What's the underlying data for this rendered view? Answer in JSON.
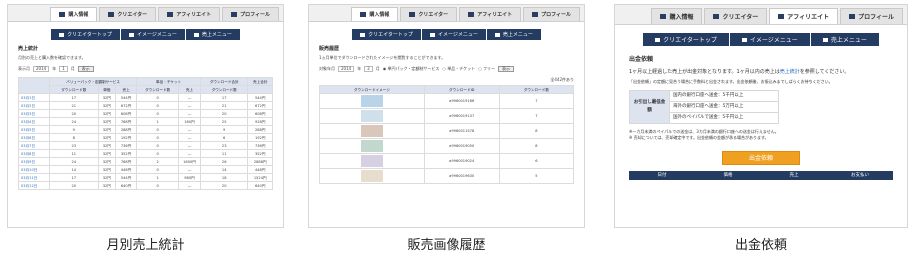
{
  "tabs": [
    "購入情報",
    "クリエイター",
    "アフィリエイト",
    "プロフィール"
  ],
  "nav": [
    "クリエイタートップ",
    "イメージメニュー",
    "売上メニュー"
  ],
  "panel1": {
    "title": "売上統計",
    "desc": "月別の売上と購入数を確認できます。",
    "filter": {
      "label": "表示月",
      "year": "2014",
      "year_unit": "年",
      "month": "1",
      "month_unit": "月",
      "button": "表示"
    },
    "headers": [
      "バリューパック・定額制サービス",
      "単品・チケット",
      "ダウンロード合計",
      "売上合計"
    ],
    "subheaders": [
      "ダウンロード数",
      "単価",
      "売上",
      "ダウンロード数",
      "売上",
      "ダウンロード数"
    ],
    "rows": [
      [
        "03月1日",
        "17",
        "32円",
        "544円",
        "0",
        "—",
        "17",
        "544円"
      ],
      [
        "03月2日",
        "21",
        "32円",
        "672円",
        "0",
        "—",
        "21",
        "672円"
      ],
      [
        "03月3日",
        "20",
        "32円",
        "608円",
        "0",
        "—",
        "20",
        "608円"
      ],
      [
        "03月4日",
        "24",
        "32円",
        "768円",
        "1",
        "160円",
        "25",
        "928円"
      ],
      [
        "03月5日",
        "9",
        "32円",
        "288円",
        "0",
        "—",
        "9",
        "288円"
      ],
      [
        "03月6日",
        "8",
        "32円",
        "192円",
        "0",
        "—",
        "6",
        "192円"
      ],
      [
        "03月7日",
        "23",
        "32円",
        "736円",
        "0",
        "—",
        "23",
        "736円"
      ],
      [
        "03月8日",
        "11",
        "32円",
        "352円",
        "0",
        "—",
        "11",
        "352円"
      ],
      [
        "03月9日",
        "24",
        "32円",
        "768円",
        "2",
        "1600円",
        "26",
        "2888円"
      ],
      [
        "03月10日",
        "14",
        "32円",
        "448円",
        "0",
        "—",
        "14",
        "448円"
      ],
      [
        "03月11日",
        "17",
        "32円",
        "544円",
        "1",
        "980円",
        "18",
        "1524円"
      ],
      [
        "03月12日",
        "20",
        "32円",
        "640円",
        "0",
        "—",
        "20",
        "640円"
      ]
    ]
  },
  "panel2": {
    "title": "販売履歴",
    "desc": "1ヵ月単位でダウンロードされたイメージを閲覧することができます。",
    "filter": {
      "label": "対象年月",
      "year": "2014",
      "year_unit": "年",
      "month": "2",
      "month_unit": "月",
      "type1": "単円パック・定額制サービス",
      "type2": "単品・チケット",
      "type3": "フリー",
      "button": "表示"
    },
    "count": "全442件あり",
    "headers": [
      "ダウンロードイメージ",
      "ダウンロードID",
      "ダウンロード数"
    ],
    "rows": [
      [
        "a9960019186",
        "7"
      ],
      [
        "a9960019137",
        "7"
      ],
      [
        "a9960011578",
        "8"
      ],
      [
        "a9960019050",
        "8"
      ],
      [
        "a9960019024",
        "6"
      ],
      [
        "a9960019630",
        "5"
      ]
    ],
    "thumb_colors": [
      "#b9d3e8",
      "#cfe0ea",
      "#d9c7bb",
      "#c2d8cf",
      "#d6d0e2",
      "#e6ddcc"
    ]
  },
  "panel3": {
    "title": "出金依頼",
    "line1a": "1ヶ月以上経過した売上が出金対象となります。1ヶ月以内の売上は",
    "line1_link": "売上統計",
    "line1b": "を参照してください。",
    "note": "「出金依頼」の定額に見合う場合に手数料と出金されます。出金依頼後、お振込みまでしばらくお待ちください。",
    "fee_label": "お引出し最低金額",
    "fees": [
      "国内の銀行口座へ送金：5千円以上",
      "海外の銀行口座へ送金：5万円以上",
      "国外のペイパルで送金：5千円以上"
    ],
    "notes": [
      "※一カ月未満のペイパルでの送金は、3カ月未満の銀行口座への送金は行えません。",
      "※ 売却については、売却確定中です。出金依頼の金額が承る場合があります。"
    ],
    "button": "出金依頼",
    "history_headers": [
      "日付",
      "価格",
      "売上",
      "お支払い"
    ]
  },
  "captions": [
    "月別売上統計",
    "販売画像履歴",
    "出金依頼"
  ],
  "colors": {
    "nav": "#243b62",
    "accent": "#f0a020",
    "link": "#2b6dc4"
  }
}
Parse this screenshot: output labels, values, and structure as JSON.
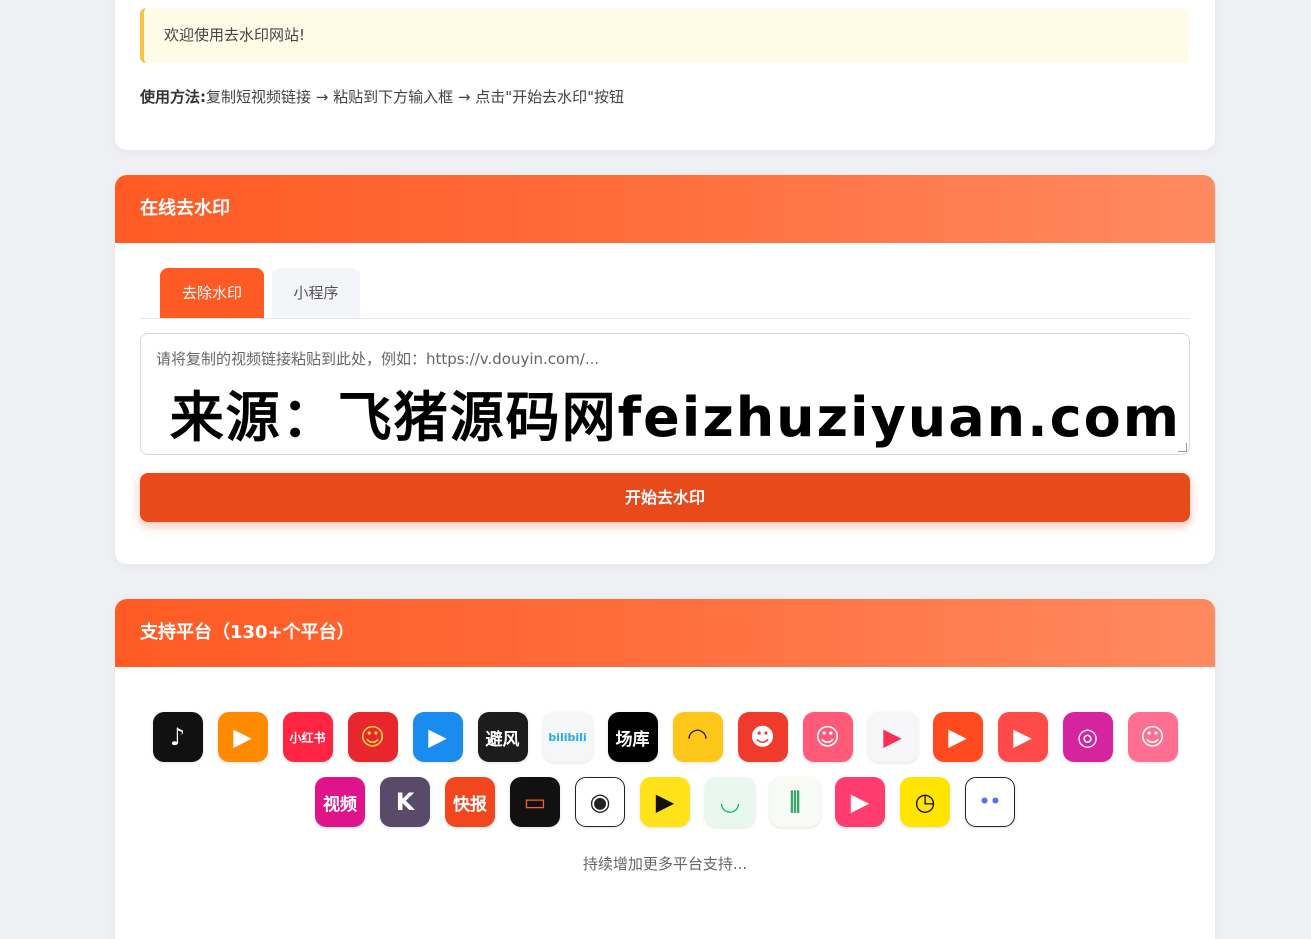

═══

STATED EXERCISE.
Check every line of the listing for the string "定額制サービス" and report how many lines have it, as a number alone.

EXPECTED ANSWER.
2